Exercise objective: Please reproduce every record, keeping each one exactly as written.

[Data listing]
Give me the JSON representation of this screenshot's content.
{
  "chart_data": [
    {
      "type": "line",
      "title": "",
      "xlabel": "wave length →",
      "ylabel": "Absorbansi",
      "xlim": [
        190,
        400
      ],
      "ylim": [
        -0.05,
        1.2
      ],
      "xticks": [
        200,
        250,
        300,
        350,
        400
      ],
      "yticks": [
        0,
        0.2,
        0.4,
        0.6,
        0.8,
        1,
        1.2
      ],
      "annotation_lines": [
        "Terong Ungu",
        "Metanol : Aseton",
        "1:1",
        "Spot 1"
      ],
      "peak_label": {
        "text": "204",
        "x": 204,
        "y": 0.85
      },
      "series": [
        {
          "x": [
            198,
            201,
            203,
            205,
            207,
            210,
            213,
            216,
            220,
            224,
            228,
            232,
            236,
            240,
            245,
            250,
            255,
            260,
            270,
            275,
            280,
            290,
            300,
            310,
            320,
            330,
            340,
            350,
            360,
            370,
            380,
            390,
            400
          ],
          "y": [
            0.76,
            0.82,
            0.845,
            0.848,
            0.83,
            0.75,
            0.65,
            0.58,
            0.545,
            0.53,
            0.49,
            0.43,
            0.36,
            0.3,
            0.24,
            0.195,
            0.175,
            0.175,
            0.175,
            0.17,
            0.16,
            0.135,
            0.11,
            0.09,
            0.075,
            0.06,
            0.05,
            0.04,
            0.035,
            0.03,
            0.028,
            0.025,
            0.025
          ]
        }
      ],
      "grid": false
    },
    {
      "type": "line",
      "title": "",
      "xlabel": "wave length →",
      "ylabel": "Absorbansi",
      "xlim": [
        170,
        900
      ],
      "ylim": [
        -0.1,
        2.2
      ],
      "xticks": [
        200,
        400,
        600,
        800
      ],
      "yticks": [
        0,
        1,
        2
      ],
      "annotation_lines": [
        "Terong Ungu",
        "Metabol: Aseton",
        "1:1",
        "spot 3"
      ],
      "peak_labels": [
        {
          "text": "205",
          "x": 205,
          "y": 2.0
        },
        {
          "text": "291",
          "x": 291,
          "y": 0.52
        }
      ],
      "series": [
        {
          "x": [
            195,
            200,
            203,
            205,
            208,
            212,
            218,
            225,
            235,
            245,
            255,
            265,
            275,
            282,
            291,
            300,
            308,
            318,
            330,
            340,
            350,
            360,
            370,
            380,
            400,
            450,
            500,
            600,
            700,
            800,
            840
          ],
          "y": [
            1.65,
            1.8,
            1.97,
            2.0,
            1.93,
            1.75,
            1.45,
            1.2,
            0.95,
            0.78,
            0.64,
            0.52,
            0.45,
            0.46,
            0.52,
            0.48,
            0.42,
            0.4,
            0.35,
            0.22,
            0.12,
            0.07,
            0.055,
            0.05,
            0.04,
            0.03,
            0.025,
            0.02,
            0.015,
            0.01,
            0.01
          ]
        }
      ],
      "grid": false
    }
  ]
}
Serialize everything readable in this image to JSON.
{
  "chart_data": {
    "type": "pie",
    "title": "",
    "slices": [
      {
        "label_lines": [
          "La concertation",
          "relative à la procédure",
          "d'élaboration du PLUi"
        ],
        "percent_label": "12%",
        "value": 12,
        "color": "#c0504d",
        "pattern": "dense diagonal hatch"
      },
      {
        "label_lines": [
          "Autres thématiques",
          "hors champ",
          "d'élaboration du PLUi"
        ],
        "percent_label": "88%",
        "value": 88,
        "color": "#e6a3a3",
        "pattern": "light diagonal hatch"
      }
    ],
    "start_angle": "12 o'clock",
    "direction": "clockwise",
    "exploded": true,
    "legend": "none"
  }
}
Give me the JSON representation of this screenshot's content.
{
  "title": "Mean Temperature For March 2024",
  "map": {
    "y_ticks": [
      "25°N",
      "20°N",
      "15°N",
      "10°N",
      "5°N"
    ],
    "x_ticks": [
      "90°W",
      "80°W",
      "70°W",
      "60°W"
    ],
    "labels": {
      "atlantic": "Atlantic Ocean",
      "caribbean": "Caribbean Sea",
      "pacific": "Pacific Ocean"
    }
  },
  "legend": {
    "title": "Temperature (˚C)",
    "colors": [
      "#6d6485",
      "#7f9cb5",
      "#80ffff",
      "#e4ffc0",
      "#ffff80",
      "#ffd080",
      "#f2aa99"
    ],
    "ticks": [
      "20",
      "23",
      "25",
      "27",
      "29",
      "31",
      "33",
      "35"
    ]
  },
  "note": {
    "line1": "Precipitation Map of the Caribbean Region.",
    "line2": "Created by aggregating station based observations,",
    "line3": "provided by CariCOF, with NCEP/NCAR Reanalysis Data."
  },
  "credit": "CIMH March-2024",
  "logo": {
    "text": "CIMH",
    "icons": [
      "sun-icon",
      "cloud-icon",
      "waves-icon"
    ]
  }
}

Expected output:
Give me the JSON representation of this screenshot's content.
{
  "chart_data": [
    {
      "type": "line",
      "title": "",
      "xlabel": "wave length →",
      "ylabel": "Absorbansi",
      "xlim": [
        190,
        400
      ],
      "ylim": [
        -0.05,
        1.2
      ],
      "xticks": [
        200,
        250,
        300,
        350,
        400
      ],
      "yticks": [
        0,
        0.2,
        0.4,
        0.6,
        0.8,
        1,
        1.2
      ],
      "annotation_lines": [
        "Terong Ungu",
        "Metanol : Aseton",
        "1:1",
        "Spot 1"
      ],
      "peak_label": {
        "text": "204",
        "x": 204,
        "y": 0.85
      },
      "series": [
        {
          "x": [
            198,
            201,
            203,
            205,
            207,
            210,
            213,
            216,
            220,
            224,
            228,
            232,
            236,
            240,
            245,
            250,
            255,
            260,
            270,
            275,
            280,
            290,
            300,
            310,
            320,
            330,
            340,
            350,
            360,
            370,
            380,
            390,
            400
          ],
          "y": [
            0.76,
            0.82,
            0.845,
            0.848,
            0.83,
            0.75,
            0.65,
            0.58,
            0.545,
            0.53,
            0.49,
            0.43,
            0.36,
            0.3,
            0.24,
            0.195,
            0.175,
            0.175,
            0.175,
            0.17,
            0.16,
            0.135,
            0.11,
            0.09,
            0.075,
            0.06,
            0.05,
            0.04,
            0.035,
            0.03,
            0.028,
            0.025,
            0.025
          ]
        }
      ],
      "grid": false
    },
    {
      "type": "line",
      "title": "",
      "xlabel": "wave length →",
      "ylabel": "Absorbansi",
      "xlim": [
        170,
        900
      ],
      "ylim": [
        -0.1,
        2.2
      ],
      "xticks": [
        200,
        400,
        600,
        800
      ],
      "yticks": [
        0,
        1,
        2
      ],
      "annotation_lines": [
        "Terong Ungu",
        "Metabol: Aseton",
        "1:1",
        "spot 3"
      ],
      "peak_labels": [
        {
          "text": "205",
          "x": 205,
          "y": 2.0
        },
        {
          "text": "291",
          "x": 291,
          "y": 0.52
        }
      ],
      "series": [
        {
          "x": [
            195,
            200,
            203,
            205,
            208,
            212,
            218,
            225,
            235,
            245,
            255,
            265,
            275,
            282,
            291,
            300,
            308,
            318,
            330,
            340,
            350,
            360,
            370,
            380,
            400,
            450,
            500,
            600,
            700,
            800,
            840
          ],
          "y": [
            1.65,
            1.8,
            1.97,
            2.0,
            1.93,
            1.75,
            1.45,
            1.2,
            0.95,
            0.78,
            0.64,
            0.52,
            0.45,
            0.46,
            0.52,
            0.48,
            0.42,
            0.4,
            0.35,
            0.22,
            0.12,
            0.07,
            0.055,
            0.05,
            0.04,
            0.03,
            0.025,
            0.02,
            0.015,
            0.01,
            0.01
          ]
        }
      ],
      "grid": false
    }
  ]
}
Serialize everything readable in this image to JSON.
{
  "chart_data": {
    "type": "pie",
    "title": "",
    "slices": [
      {
        "label_lines": [
          "La concertation",
          "relative à la procédure",
          "d'élaboration du PLUi"
        ],
        "percent_label": "12%",
        "value": 12,
        "color": "#c0504d",
        "pattern": "dense diagonal hatch"
      },
      {
        "label_lines": [
          "Autres thématiques",
          "hors champ",
          "d'élaboration du PLUi"
        ],
        "percent_label": "88%",
        "value": 88,
        "color": "#e6a3a3",
        "pattern": "light diagonal hatch"
      }
    ],
    "start_angle": "12 o'clock",
    "direction": "clockwise",
    "exploded": true,
    "legend": "none"
  }
}
Give me the JSON representation of this screenshot's content.
{
  "title": "Mean Temperature For March 2024",
  "map": {
    "y_ticks": [
      "25°N",
      "20°N",
      "15°N",
      "10°N",
      "5°N"
    ],
    "x_ticks": [
      "90°W",
      "80°W",
      "70°W",
      "60°W"
    ],
    "labels": {
      "atlantic": "Atlantic Ocean",
      "caribbean": "Caribbean Sea",
      "pacific": "Pacific Ocean"
    }
  },
  "legend": {
    "title": "Temperature (˚C)",
    "colors": [
      "#6d6485",
      "#7f9cb5",
      "#80ffff",
      "#e4ffc0",
      "#ffff80",
      "#ffd080",
      "#f2aa99"
    ],
    "ticks": [
      "20",
      "23",
      "25",
      "27",
      "29",
      "31",
      "33",
      "35"
    ]
  },
  "note": {
    "line1": "Precipitation Map of the Caribbean Region.",
    "line2": "Created by aggregating station based observations,",
    "line3": "provided by CariCOF, with NCEP/NCAR Reanalysis Data."
  },
  "credit": "CIMH March-2024",
  "logo": {
    "text": "CIMH",
    "icons": [
      "sun-icon",
      "cloud-icon",
      "waves-icon"
    ]
  }
}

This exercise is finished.